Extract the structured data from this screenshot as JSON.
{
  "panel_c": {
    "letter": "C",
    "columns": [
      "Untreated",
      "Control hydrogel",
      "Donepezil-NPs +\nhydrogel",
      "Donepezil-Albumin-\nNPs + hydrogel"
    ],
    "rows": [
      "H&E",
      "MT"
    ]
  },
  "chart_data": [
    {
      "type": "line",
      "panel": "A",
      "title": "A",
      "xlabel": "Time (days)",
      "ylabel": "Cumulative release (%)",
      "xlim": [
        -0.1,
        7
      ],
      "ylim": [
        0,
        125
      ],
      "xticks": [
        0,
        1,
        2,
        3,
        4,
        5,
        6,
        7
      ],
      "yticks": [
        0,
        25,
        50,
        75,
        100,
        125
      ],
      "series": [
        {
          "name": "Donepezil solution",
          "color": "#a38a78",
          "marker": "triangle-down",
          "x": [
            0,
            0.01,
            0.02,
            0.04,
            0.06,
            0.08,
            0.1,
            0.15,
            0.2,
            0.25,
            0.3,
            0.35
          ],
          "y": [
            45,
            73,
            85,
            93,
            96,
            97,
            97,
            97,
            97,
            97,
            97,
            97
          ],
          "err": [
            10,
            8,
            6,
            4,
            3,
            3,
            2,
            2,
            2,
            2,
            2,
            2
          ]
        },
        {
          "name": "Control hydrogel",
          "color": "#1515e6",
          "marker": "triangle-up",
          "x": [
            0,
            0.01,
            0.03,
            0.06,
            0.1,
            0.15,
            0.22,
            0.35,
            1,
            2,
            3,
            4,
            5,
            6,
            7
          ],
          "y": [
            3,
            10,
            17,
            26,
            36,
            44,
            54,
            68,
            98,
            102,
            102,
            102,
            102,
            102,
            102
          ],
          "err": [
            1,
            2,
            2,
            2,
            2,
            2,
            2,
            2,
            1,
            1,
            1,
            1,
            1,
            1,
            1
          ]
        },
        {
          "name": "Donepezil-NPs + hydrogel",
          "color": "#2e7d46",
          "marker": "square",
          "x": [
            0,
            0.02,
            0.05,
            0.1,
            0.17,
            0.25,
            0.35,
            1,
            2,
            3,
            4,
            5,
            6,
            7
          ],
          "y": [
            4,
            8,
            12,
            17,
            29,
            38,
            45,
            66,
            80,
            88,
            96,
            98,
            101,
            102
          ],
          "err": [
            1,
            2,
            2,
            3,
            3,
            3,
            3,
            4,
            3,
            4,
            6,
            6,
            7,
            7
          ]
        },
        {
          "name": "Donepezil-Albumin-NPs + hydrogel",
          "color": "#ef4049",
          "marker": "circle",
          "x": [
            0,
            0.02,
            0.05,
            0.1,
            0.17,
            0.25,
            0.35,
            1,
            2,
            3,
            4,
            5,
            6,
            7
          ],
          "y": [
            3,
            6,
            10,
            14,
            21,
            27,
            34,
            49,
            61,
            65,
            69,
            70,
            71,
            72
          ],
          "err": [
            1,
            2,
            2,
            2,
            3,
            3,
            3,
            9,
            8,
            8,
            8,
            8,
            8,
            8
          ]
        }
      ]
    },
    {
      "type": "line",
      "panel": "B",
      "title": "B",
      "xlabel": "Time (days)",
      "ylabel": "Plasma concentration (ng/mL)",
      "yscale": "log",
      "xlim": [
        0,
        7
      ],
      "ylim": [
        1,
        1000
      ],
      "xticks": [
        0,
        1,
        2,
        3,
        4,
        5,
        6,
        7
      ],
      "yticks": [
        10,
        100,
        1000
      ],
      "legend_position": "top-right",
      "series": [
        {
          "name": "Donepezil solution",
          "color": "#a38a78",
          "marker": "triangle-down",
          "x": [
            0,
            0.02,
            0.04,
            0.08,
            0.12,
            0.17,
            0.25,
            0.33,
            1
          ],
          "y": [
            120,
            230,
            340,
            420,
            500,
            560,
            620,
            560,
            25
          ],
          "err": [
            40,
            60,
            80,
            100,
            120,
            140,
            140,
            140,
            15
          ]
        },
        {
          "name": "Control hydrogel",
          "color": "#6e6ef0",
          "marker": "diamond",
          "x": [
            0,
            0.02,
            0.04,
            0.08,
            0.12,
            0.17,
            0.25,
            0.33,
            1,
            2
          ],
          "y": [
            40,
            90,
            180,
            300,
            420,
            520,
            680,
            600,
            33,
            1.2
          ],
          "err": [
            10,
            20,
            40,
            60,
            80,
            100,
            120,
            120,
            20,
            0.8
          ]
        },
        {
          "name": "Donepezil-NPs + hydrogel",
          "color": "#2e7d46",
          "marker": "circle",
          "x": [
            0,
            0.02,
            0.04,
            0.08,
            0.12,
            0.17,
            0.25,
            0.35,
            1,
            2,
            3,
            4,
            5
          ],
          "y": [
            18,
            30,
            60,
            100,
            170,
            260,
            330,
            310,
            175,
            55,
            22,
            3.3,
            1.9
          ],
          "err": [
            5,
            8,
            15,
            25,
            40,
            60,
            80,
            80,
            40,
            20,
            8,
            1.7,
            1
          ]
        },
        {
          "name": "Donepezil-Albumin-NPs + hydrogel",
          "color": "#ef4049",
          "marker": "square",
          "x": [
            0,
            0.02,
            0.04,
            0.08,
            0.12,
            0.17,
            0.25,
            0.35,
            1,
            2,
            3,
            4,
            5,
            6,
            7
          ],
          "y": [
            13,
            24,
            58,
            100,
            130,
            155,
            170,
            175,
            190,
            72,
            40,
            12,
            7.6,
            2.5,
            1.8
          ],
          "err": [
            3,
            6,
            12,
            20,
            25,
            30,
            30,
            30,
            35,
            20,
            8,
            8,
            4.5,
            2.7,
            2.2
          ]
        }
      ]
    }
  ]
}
——————
Please restate the records in full, word for word.

▸ **Exercise solution**:
Extract the structured data from this screenshot as JSON.
{
  "panel_c": {
    "letter": "C",
    "columns": [
      "Untreated",
      "Control hydrogel",
      "Donepezil-NPs +\nhydrogel",
      "Donepezil-Albumin-\nNPs + hydrogel"
    ],
    "rows": [
      "H&E",
      "MT"
    ]
  },
  "chart_data": [
    {
      "type": "line",
      "panel": "A",
      "title": "A",
      "xlabel": "Time (days)",
      "ylabel": "Cumulative release (%)",
      "xlim": [
        -0.1,
        7
      ],
      "ylim": [
        0,
        125
      ],
      "xticks": [
        0,
        1,
        2,
        3,
        4,
        5,
        6,
        7
      ],
      "yticks": [
        0,
        25,
        50,
        75,
        100,
        125
      ],
      "series": [
        {
          "name": "Donepezil solution",
          "color": "#a38a78",
          "marker": "triangle-down",
          "x": [
            0,
            0.01,
            0.02,
            0.04,
            0.06,
            0.08,
            0.1,
            0.15,
            0.2,
            0.25,
            0.3,
            0.35
          ],
          "y": [
            45,
            73,
            85,
            93,
            96,
            97,
            97,
            97,
            97,
            97,
            97,
            97
          ],
          "err": [
            10,
            8,
            6,
            4,
            3,
            3,
            2,
            2,
            2,
            2,
            2,
            2
          ]
        },
        {
          "name": "Control hydrogel",
          "color": "#1515e6",
          "marker": "triangle-up",
          "x": [
            0,
            0.01,
            0.03,
            0.06,
            0.1,
            0.15,
            0.22,
            0.35,
            1,
            2,
            3,
            4,
            5,
            6,
            7
          ],
          "y": [
            3,
            10,
            17,
            26,
            36,
            44,
            54,
            68,
            98,
            102,
            102,
            102,
            102,
            102,
            102
          ],
          "err": [
            1,
            2,
            2,
            2,
            2,
            2,
            2,
            2,
            1,
            1,
            1,
            1,
            1,
            1,
            1
          ]
        },
        {
          "name": "Donepezil-NPs + hydrogel",
          "color": "#2e7d46",
          "marker": "square",
          "x": [
            0,
            0.02,
            0.05,
            0.1,
            0.17,
            0.25,
            0.35,
            1,
            2,
            3,
            4,
            5,
            6,
            7
          ],
          "y": [
            4,
            8,
            12,
            17,
            29,
            38,
            45,
            66,
            80,
            88,
            96,
            98,
            101,
            102
          ],
          "err": [
            1,
            2,
            2,
            3,
            3,
            3,
            3,
            4,
            3,
            4,
            6,
            6,
            7,
            7
          ]
        },
        {
          "name": "Donepezil-Albumin-NPs + hydrogel",
          "color": "#ef4049",
          "marker": "circle",
          "x": [
            0,
            0.02,
            0.05,
            0.1,
            0.17,
            0.25,
            0.35,
            1,
            2,
            3,
            4,
            5,
            6,
            7
          ],
          "y": [
            3,
            6,
            10,
            14,
            21,
            27,
            34,
            49,
            61,
            65,
            69,
            70,
            71,
            72
          ],
          "err": [
            1,
            2,
            2,
            2,
            3,
            3,
            3,
            9,
            8,
            8,
            8,
            8,
            8,
            8
          ]
        }
      ]
    },
    {
      "type": "line",
      "panel": "B",
      "title": "B",
      "xlabel": "Time (days)",
      "ylabel": "Plasma concentration (ng/mL)",
      "yscale": "log",
      "xlim": [
        0,
        7
      ],
      "ylim": [
        1,
        1000
      ],
      "xticks": [
        0,
        1,
        2,
        3,
        4,
        5,
        6,
        7
      ],
      "yticks": [
        10,
        100,
        1000
      ],
      "legend_position": "top-right",
      "series": [
        {
          "name": "Donepezil solution",
          "color": "#a38a78",
          "marker": "triangle-down",
          "x": [
            0,
            0.02,
            0.04,
            0.08,
            0.12,
            0.17,
            0.25,
            0.33,
            1
          ],
          "y": [
            120,
            230,
            340,
            420,
            500,
            560,
            620,
            560,
            25
          ],
          "err": [
            40,
            60,
            80,
            100,
            120,
            140,
            140,
            140,
            15
          ]
        },
        {
          "name": "Control hydrogel",
          "color": "#6e6ef0",
          "marker": "diamond",
          "x": [
            0,
            0.02,
            0.04,
            0.08,
            0.12,
            0.17,
            0.25,
            0.33,
            1,
            2
          ],
          "y": [
            40,
            90,
            180,
            300,
            420,
            520,
            680,
            600,
            33,
            1.2
          ],
          "err": [
            10,
            20,
            40,
            60,
            80,
            100,
            120,
            120,
            20,
            0.8
          ]
        },
        {
          "name": "Donepezil-NPs + hydrogel",
          "color": "#2e7d46",
          "marker": "circle",
          "x": [
            0,
            0.02,
            0.04,
            0.08,
            0.12,
            0.17,
            0.25,
            0.35,
            1,
            2,
            3,
            4,
            5
          ],
          "y": [
            18,
            30,
            60,
            100,
            170,
            260,
            330,
            310,
            175,
            55,
            22,
            3.3,
            1.9
          ],
          "err": [
            5,
            8,
            15,
            25,
            40,
            60,
            80,
            80,
            40,
            20,
            8,
            1.7,
            1
          ]
        },
        {
          "name": "Donepezil-Albumin-NPs + hydrogel",
          "color": "#ef4049",
          "marker": "square",
          "x": [
            0,
            0.02,
            0.04,
            0.08,
            0.12,
            0.17,
            0.25,
            0.35,
            1,
            2,
            3,
            4,
            5,
            6,
            7
          ],
          "y": [
            13,
            24,
            58,
            100,
            130,
            155,
            170,
            175,
            190,
            72,
            40,
            12,
            7.6,
            2.5,
            1.8
          ],
          "err": [
            3,
            6,
            12,
            20,
            25,
            30,
            30,
            30,
            35,
            20,
            8,
            8,
            4.5,
            2.7,
            2.2
          ]
        }
      ]
    }
  ]
}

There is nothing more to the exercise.